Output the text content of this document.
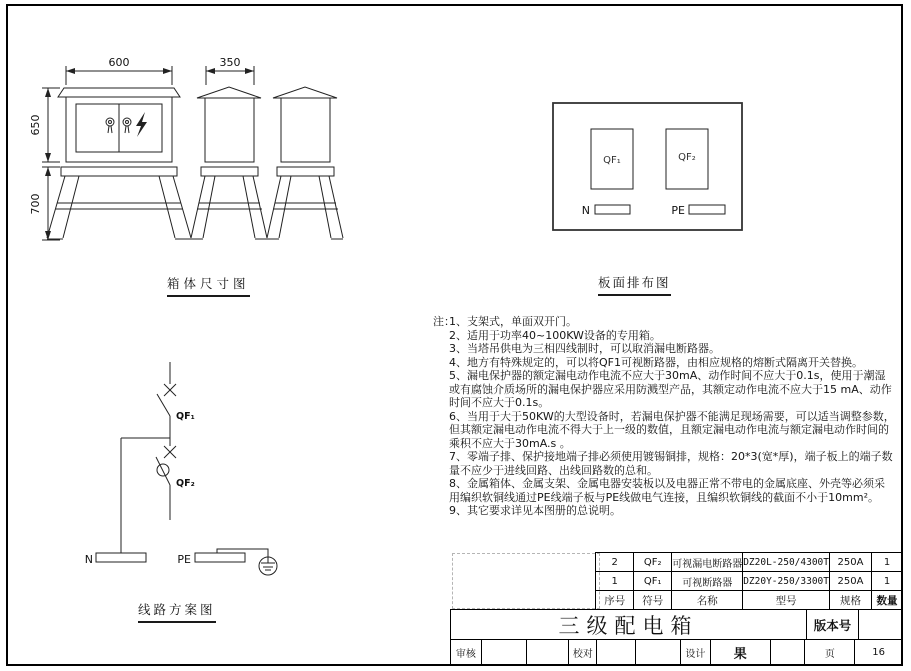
600	350
650
700
QF₁	QF₂
N	PE
QF₁
QF₂
N	PE
箱体尺寸图	板面排布图
线路方案图
注：
1、支架式，单面双开门。
2、适用于功率40~100KW设备的专用箱。
3、当塔吊供电为三相四线制时，可以取消漏电断路器。
4、地方有特殊规定的，可以将QF1可视断路器，由相应规格的熔断式隔离开关替换。
5、漏电保护器的额定漏电动作电流不应大于30mA、动作时间不应大于0.1s，使用于潮湿或有腐蚀介质场所的漏电保护器应采用防溅型产品，其额定动作电流不应大于15 mA、动作时间不应大于0.1s。
6、当用于大于50KW的大型设备时，若漏电保护器不能满足现场需要，可以适当调整参数，但其额定漏电动作电流不得大于上一级的数值，且额定漏电动作电流与额定漏电动作时间的乘积不应大于30mA.s 。
7、零端子排、保护接地端子排必须使用镀锡铜排，规格：20*3(宽*厚)，端子板上的端子数量不应少于进线回路、出线回路数的总和。
8、金属箱体、金属支架、金属电器安装板以及电器正常不带电的金属底座、外壳等必须采用编织软铜线通过PE线端子板与PE线做电气连接，且编织软铜线的截面不小于10mm²。
9、其它要求详见本图册的总说明。
2	QF₂	可视漏电断路器	DZ20L-250/4300T	250A	1
1	QF₁	可视断路器	DZ20Y-250/3300T	250A	1
序号	符号	名称	型号	规格	数量
三级配电箱	版本号
审核	校对	设计	果	页	16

*Instructions to follow*
Without the pictures, restate all the entries above exactly.

*Expected answer*
Output the text content of this document.
600	350
650
700
QF₁	QF₂
N	PE
QF₁
QF₂
N	PE
箱体尺寸图	板面排布图
线路方案图
注：
1、支架式，单面双开门。
2、适用于功率40~100KW设备的专用箱。
3、当塔吊供电为三相四线制时，可以取消漏电断路器。
4、地方有特殊规定的，可以将QF1可视断路器，由相应规格的熔断式隔离开关替换。
5、漏电保护器的额定漏电动作电流不应大于30mA、动作时间不应大于0.1s，使用于潮湿或有腐蚀介质场所的漏电保护器应采用防溅型产品，其额定动作电流不应大于15 mA、动作时间不应大于0.1s。
6、当用于大于50KW的大型设备时，若漏电保护器不能满足现场需要，可以适当调整参数，但其额定漏电动作电流不得大于上一级的数值，且额定漏电动作电流与额定漏电动作时间的乘积不应大于30mA.s 。
7、零端子排、保护接地端子排必须使用镀锡铜排，规格：20*3(宽*厚)，端子板上的端子数量不应少于进线回路、出线回路数的总和。
8、金属箱体、金属支架、金属电器安装板以及电器正常不带电的金属底座、外壳等必须采用编织软铜线通过PE线端子板与PE线做电气连接，且编织软铜线的截面不小于10mm²。
9、其它要求详见本图册的总说明。
2	QF₂	可视漏电断路器	DZ20L-250/4300T	250A	1
1	QF₁	可视断路器	DZ20Y-250/3300T	250A	1
序号	符号	名称	型号	规格	数量
三级配电箱	版本号
审核	校对	设计	果	页	16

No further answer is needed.